Identify and copy all lines of the material where the string "traveling" is found.
>> START Data for this exercise
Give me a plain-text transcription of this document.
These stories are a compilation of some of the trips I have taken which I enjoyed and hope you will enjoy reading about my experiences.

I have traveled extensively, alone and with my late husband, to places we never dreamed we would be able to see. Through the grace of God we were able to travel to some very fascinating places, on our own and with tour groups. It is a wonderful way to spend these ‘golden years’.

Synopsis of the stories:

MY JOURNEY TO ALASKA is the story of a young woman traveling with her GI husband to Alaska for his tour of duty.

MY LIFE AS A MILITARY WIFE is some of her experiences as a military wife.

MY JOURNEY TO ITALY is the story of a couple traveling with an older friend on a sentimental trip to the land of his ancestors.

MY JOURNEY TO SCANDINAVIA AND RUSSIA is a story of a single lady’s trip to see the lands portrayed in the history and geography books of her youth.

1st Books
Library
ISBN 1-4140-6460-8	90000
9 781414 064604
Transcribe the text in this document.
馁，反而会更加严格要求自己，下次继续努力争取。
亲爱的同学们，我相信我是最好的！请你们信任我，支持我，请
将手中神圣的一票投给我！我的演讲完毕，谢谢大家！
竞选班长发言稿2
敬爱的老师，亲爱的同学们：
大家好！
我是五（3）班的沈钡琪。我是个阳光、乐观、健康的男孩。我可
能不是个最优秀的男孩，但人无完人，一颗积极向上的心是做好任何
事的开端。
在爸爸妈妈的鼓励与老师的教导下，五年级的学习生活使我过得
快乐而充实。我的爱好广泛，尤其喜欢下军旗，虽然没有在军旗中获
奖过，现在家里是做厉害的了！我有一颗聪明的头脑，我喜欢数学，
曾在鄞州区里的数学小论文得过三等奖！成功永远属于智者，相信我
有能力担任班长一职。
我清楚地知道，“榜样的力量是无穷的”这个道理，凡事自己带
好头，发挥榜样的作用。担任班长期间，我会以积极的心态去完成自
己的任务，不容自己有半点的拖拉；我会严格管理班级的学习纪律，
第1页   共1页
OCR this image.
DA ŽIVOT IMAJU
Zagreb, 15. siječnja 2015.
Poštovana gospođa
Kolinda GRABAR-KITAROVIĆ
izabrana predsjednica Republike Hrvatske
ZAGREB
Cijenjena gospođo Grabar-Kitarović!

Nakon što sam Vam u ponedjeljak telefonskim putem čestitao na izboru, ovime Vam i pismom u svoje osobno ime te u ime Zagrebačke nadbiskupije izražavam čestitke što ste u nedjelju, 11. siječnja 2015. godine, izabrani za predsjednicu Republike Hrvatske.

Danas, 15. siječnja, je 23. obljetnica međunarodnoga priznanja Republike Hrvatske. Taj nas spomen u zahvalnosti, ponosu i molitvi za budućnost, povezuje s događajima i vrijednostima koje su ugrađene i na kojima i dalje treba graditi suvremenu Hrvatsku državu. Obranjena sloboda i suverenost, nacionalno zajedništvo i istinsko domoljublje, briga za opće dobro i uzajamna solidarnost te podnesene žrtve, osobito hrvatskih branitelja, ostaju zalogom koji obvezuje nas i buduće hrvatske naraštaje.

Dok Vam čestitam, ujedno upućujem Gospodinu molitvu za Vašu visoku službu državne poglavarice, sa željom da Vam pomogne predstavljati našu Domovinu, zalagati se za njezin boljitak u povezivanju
>> END Data for this exercise
Exercise solution
MY JOURNEY TO ALASKA is the story of a young woman traveling with her GI husband to Alaska for his tour of duty.
MY JOURNEY TO ITALY is the story of a couple traveling with an older friend on a sentimental trip to the land of his ancestors.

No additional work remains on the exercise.